Collect each line of the entries that holds the string "label".

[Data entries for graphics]
[BEGIN]

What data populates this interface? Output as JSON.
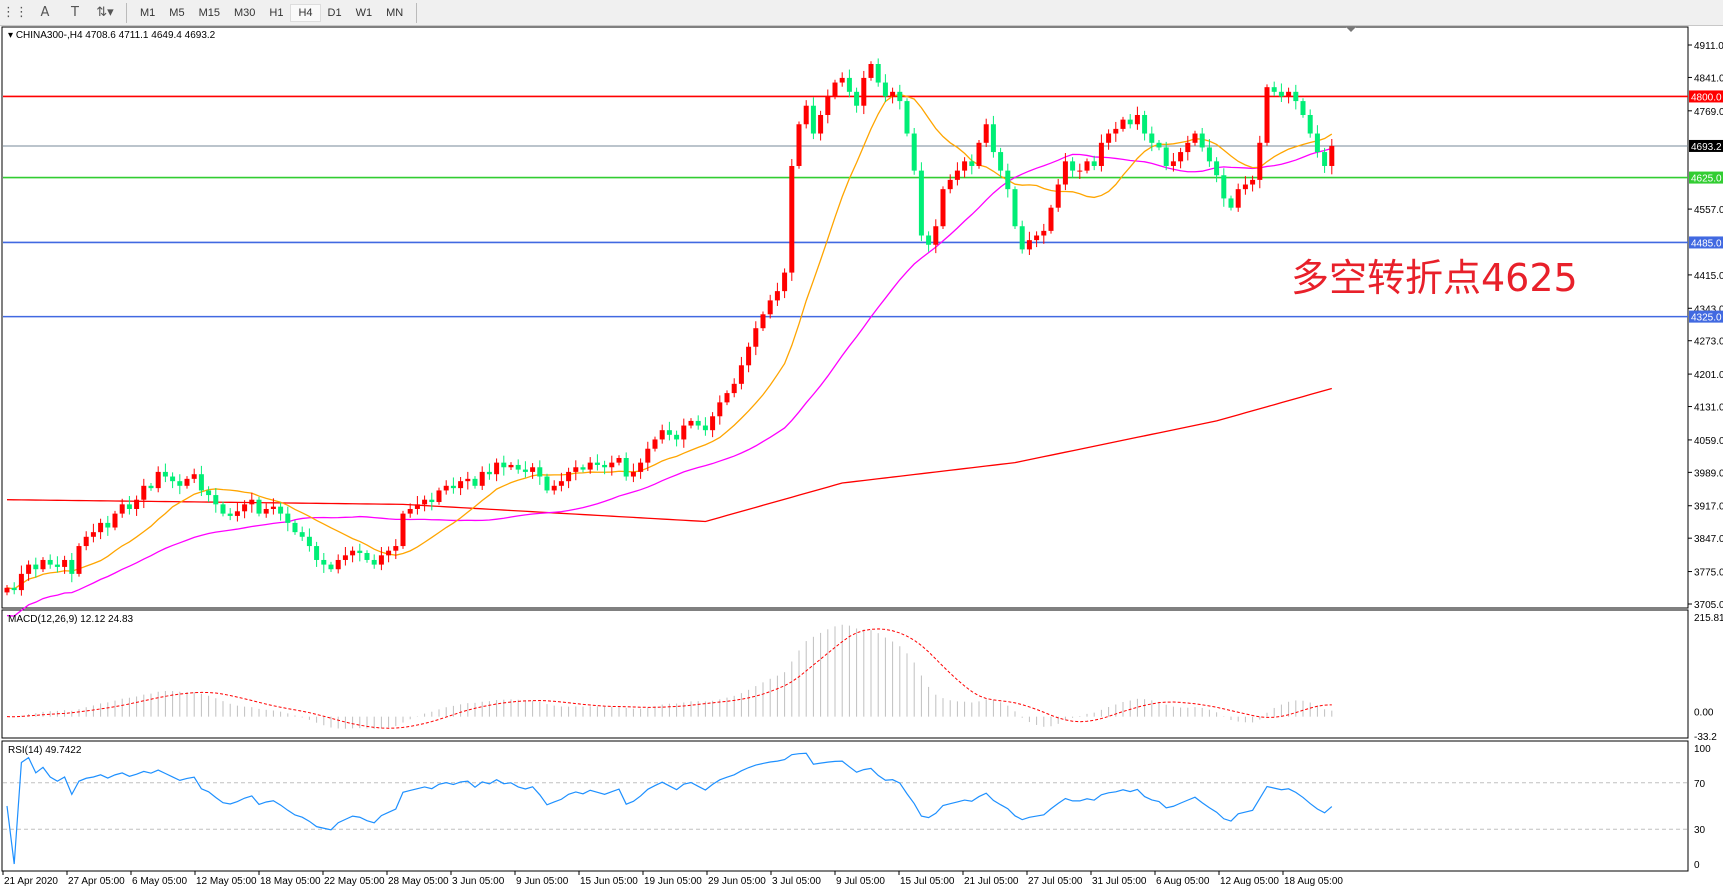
{
  "toolbar": {
    "icons": [
      "grid-icon",
      "text-icon",
      "text-label-icon",
      "arrows-icon"
    ],
    "timeframes": [
      "M1",
      "M5",
      "M15",
      "M30",
      "H1",
      "H4",
      "D1",
      "W1",
      "MN"
    ],
    "active_timeframe": "H4"
  },
  "main": {
    "header": "CHINA300-,H4  4708.6 4711.1 4649.4 4693.2",
    "annotation": "多空转折点4625",
    "annotation_color": "#e8202a"
  },
  "chart_data": [
    {
      "type": "candlestick",
      "symbol": "CHINA300-",
      "timeframe": "H4",
      "ylim": [
        3705,
        4911
      ],
      "y_ticks": [
        "4911.0",
        "4841.0",
        "4769.0",
        "4557.0",
        "4415.0",
        "4343.0",
        "4273.0",
        "4201.0",
        "4131.0",
        "4059.0",
        "3989.0",
        "3917.0",
        "3847.0",
        "3775.0",
        "3705.0"
      ],
      "x_ticks": [
        "21 Apr 2020",
        "27 Apr 05:00",
        "6 May 05:00",
        "12 May 05:00",
        "18 May 05:00",
        "22 May 05:00",
        "28 May 05:00",
        "3 Jun 05:00",
        "9 Jun 05:00",
        "15 Jun 05:00",
        "19 Jun 05:00",
        "29 Jun 05:00",
        "3 Jul 05:00",
        "9 Jul 05:00",
        "15 Jul 05:00",
        "21 Jul 05:00",
        "27 Jul 05:00",
        "31 Jul 05:00",
        "6 Aug 05:00",
        "12 Aug 05:00",
        "18 Aug 05:00"
      ],
      "up_color": "#ff0000",
      "down_color": "#00ee76",
      "closes": [
        3740,
        3735,
        3770,
        3790,
        3780,
        3800,
        3790,
        3785,
        3800,
        3770,
        3830,
        3850,
        3860,
        3880,
        3870,
        3900,
        3920,
        3910,
        3930,
        3960,
        3955,
        3990,
        3980,
        3970,
        3960,
        3975,
        3985,
        3950,
        3940,
        3920,
        3900,
        3895,
        3905,
        3920,
        3930,
        3900,
        3910,
        3915,
        3900,
        3880,
        3860,
        3850,
        3830,
        3800,
        3790,
        3780,
        3800,
        3810,
        3820,
        3815,
        3800,
        3790,
        3810,
        3820,
        3830,
        3900,
        3910,
        3920,
        3930,
        3925,
        3950,
        3960,
        3955,
        3970,
        3975,
        3960,
        3990,
        3985,
        4010,
        4000,
        4005,
        3995,
        3990,
        4000,
        3980,
        3950,
        3960,
        3970,
        3990,
        4000,
        3995,
        4010,
        4005,
        4000,
        4010,
        4020,
        3980,
        3990,
        4010,
        4040,
        4060,
        4080,
        4070,
        4060,
        4090,
        4100,
        4090,
        4080,
        4110,
        4140,
        4160,
        4180,
        4220,
        4260,
        4300,
        4330,
        4360,
        4380,
        4420,
        4650,
        4740,
        4780,
        4720,
        4760,
        4800,
        4830,
        4840,
        4810,
        4780,
        4840,
        4870,
        4830,
        4800,
        4810,
        4790,
        4720,
        4640,
        4500,
        4480,
        4520,
        4600,
        4620,
        4640,
        4660,
        4650,
        4700,
        4740,
        4680,
        4640,
        4600,
        4520,
        4470,
        4490,
        4500,
        4510,
        4560,
        4610,
        4660,
        4640,
        4640,
        4660,
        4650,
        4700,
        4720,
        4730,
        4750,
        4740,
        4760,
        4720,
        4700,
        4690,
        4650,
        4660,
        4680,
        4700,
        4720,
        4690,
        4660,
        4630,
        4580,
        4560,
        4600,
        4610,
        4620,
        4700,
        4820,
        4810,
        4800,
        4810,
        4790,
        4760,
        4720,
        4680,
        4650,
        4693.2
      ],
      "ma_long_points": [
        [
          0,
          3930
        ],
        [
          55,
          3920
        ],
        [
          97,
          3883
        ],
        [
          116,
          3966
        ],
        [
          140,
          4010
        ],
        [
          168,
          4100
        ],
        [
          184,
          4170
        ]
      ],
      "ma_colors": {
        "fast": "#ffa500",
        "mid": "#ff00ff",
        "long": "#ff0000"
      },
      "levels": [
        {
          "value": "4800.0",
          "color": "#ff0000"
        },
        {
          "value": "4693.2",
          "color": "#778899",
          "tag_bg": "#000000"
        },
        {
          "value": "4625.0",
          "color": "#32cd32"
        },
        {
          "value": "4485.0",
          "color": "#4169e1"
        },
        {
          "value": "4325.0",
          "color": "#4169e1"
        }
      ]
    },
    {
      "type": "histogram",
      "label": "MACD(12,26,9) 12.12 24.83",
      "ylim": [
        -33.2,
        215.81
      ],
      "y_ticks": [
        "215.81",
        "0.00",
        "-33.2"
      ],
      "hist_color": "#c0c0c0",
      "signal_color": "#ff0000"
    },
    {
      "type": "line",
      "label": "RSI(14) 49.7422",
      "ylim": [
        0,
        100
      ],
      "y_ticks": [
        "100",
        "70",
        "30",
        "0"
      ],
      "color": "#1e90ff"
    }
  ]
}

[END]

# Result of the exercise:
      "text-label-icon",
      "label": "MACD(12,26,9) 12.12 24.83",
      "label": "RSI(14) 49.7422",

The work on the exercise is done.